Task directions:
Gather the lines that hold the string "Falafel".
============
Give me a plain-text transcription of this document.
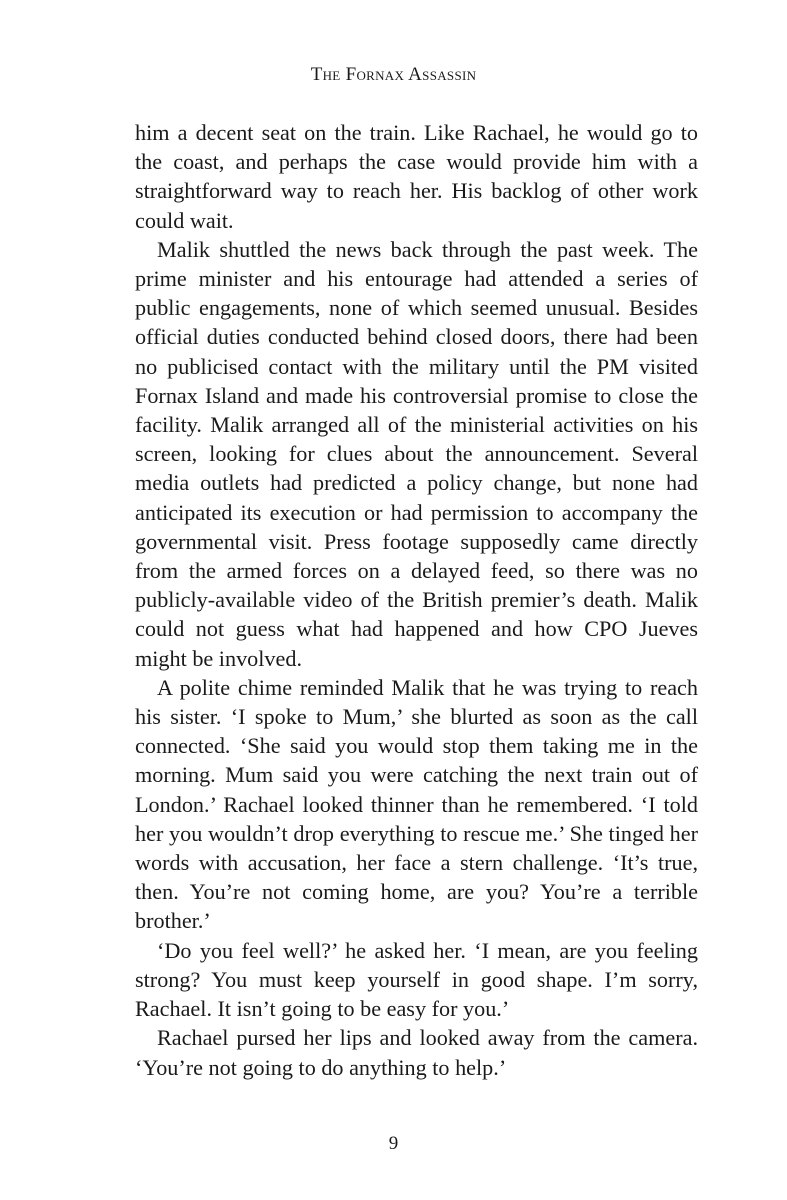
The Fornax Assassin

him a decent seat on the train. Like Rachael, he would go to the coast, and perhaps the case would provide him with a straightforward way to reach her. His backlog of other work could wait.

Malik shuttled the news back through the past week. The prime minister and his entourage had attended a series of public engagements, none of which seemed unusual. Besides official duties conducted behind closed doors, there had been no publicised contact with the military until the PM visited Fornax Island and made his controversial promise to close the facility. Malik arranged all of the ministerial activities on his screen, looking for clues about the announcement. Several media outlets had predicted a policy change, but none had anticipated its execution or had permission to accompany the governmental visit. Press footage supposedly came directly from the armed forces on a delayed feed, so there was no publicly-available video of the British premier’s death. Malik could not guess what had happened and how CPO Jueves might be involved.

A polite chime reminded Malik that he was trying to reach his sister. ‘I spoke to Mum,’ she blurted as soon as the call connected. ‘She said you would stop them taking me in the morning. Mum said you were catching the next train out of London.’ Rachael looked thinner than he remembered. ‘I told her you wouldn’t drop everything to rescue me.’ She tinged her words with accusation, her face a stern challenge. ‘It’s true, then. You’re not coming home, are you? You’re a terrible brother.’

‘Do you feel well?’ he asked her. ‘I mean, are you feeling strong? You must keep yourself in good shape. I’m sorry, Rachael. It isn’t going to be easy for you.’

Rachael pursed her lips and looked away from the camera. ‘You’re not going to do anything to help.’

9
============
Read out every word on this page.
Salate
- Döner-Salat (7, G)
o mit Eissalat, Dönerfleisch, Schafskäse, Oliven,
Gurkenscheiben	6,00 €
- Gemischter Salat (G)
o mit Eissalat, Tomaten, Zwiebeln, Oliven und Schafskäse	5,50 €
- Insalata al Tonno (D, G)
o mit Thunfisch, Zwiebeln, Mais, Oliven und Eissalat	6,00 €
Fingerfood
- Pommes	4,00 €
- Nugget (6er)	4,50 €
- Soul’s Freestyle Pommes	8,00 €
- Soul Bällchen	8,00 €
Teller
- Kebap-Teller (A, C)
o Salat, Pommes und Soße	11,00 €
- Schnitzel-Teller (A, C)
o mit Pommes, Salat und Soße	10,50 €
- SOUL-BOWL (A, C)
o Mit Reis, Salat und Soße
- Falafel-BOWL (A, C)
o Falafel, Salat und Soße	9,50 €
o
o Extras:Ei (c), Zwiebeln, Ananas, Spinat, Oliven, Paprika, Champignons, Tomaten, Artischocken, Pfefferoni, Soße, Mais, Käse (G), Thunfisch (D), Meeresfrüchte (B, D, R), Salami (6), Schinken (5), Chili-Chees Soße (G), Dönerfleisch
============
The answer:
- Falafel-BOWL (A, C)
o Falafel, Salat und Soße	9,50 €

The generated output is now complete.